**Exercise prompt**
In the material below, list every line carrying the string "SPECIAL".

====== Information shown ======

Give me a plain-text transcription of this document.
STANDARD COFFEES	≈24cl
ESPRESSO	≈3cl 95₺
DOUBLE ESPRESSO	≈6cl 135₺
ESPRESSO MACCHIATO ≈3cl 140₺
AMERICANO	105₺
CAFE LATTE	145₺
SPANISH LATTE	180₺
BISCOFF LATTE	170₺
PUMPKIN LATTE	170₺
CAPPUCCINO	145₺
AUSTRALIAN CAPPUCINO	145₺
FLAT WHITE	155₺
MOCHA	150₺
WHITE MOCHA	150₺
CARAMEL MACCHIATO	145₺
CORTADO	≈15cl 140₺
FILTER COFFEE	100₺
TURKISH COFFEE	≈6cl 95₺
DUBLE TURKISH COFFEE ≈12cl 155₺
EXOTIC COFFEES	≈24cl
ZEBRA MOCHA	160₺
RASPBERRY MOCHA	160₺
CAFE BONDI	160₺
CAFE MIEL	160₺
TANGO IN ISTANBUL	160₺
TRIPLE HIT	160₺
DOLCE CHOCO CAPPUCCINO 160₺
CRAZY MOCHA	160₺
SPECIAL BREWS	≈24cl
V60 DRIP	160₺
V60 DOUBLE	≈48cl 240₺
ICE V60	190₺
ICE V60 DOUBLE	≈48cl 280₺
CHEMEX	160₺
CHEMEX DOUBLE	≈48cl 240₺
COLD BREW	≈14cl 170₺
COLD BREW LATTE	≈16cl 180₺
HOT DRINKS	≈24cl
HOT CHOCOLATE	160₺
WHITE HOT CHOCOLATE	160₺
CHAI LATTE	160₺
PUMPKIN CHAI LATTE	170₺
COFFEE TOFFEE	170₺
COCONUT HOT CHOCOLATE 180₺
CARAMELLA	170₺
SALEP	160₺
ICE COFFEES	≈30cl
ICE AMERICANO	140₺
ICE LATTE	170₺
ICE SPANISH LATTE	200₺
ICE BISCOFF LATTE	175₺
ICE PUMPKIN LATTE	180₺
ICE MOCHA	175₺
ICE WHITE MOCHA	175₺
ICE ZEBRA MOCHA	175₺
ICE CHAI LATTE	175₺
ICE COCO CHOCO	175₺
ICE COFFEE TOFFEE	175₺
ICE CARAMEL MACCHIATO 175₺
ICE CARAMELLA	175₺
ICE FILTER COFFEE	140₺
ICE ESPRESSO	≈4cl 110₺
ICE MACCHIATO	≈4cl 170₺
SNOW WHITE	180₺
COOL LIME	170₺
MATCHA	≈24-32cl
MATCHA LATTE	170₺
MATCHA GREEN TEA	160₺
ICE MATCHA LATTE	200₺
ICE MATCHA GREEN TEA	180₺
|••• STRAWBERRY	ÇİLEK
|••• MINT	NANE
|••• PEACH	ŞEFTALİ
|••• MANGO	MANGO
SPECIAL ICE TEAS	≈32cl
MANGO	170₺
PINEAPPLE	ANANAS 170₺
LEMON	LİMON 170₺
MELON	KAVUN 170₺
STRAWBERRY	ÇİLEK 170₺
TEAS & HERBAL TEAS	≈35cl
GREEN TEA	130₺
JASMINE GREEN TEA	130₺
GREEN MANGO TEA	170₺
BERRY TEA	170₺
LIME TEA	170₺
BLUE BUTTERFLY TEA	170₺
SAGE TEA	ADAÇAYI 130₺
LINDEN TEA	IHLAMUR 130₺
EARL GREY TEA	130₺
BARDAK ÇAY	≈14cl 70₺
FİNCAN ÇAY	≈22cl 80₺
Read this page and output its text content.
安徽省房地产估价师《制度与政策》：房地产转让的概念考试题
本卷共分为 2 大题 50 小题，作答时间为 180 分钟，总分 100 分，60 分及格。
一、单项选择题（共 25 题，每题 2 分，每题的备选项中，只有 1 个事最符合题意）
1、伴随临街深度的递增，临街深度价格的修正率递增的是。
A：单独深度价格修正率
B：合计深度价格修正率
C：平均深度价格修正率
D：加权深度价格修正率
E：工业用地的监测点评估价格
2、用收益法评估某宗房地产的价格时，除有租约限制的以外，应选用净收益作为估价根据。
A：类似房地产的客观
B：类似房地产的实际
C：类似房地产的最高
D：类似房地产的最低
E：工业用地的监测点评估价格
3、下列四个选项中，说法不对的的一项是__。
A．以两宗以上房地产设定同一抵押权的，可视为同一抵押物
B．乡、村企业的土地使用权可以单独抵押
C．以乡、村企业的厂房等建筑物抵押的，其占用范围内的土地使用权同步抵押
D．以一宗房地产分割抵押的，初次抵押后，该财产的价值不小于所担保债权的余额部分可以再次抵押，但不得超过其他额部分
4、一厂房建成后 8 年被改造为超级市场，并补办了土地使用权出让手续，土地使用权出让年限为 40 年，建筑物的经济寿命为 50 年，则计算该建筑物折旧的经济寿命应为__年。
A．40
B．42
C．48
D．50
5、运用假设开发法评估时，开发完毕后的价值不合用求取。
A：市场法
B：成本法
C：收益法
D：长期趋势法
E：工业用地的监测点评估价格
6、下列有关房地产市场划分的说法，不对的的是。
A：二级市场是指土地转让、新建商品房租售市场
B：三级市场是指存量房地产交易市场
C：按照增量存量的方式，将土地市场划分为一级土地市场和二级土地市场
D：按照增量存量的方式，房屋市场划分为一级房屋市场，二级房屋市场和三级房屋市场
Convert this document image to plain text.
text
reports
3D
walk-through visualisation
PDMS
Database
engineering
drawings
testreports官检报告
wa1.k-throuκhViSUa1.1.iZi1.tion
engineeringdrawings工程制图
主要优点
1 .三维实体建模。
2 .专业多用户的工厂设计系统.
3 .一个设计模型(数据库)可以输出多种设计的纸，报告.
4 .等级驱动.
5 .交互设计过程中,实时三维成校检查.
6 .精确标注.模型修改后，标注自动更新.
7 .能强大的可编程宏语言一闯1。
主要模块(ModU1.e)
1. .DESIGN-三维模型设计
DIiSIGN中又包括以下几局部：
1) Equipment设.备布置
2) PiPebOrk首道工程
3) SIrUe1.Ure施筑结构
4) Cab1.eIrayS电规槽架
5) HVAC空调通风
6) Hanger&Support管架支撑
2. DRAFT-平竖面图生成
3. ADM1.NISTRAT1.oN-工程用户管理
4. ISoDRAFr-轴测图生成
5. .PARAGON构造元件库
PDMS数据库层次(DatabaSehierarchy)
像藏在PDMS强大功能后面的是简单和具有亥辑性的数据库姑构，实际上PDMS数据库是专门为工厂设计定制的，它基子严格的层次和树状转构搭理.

======

**Reply to the task**
SPECIAL BREWS	≈24cl
SPECIAL ICE TEAS	≈32cl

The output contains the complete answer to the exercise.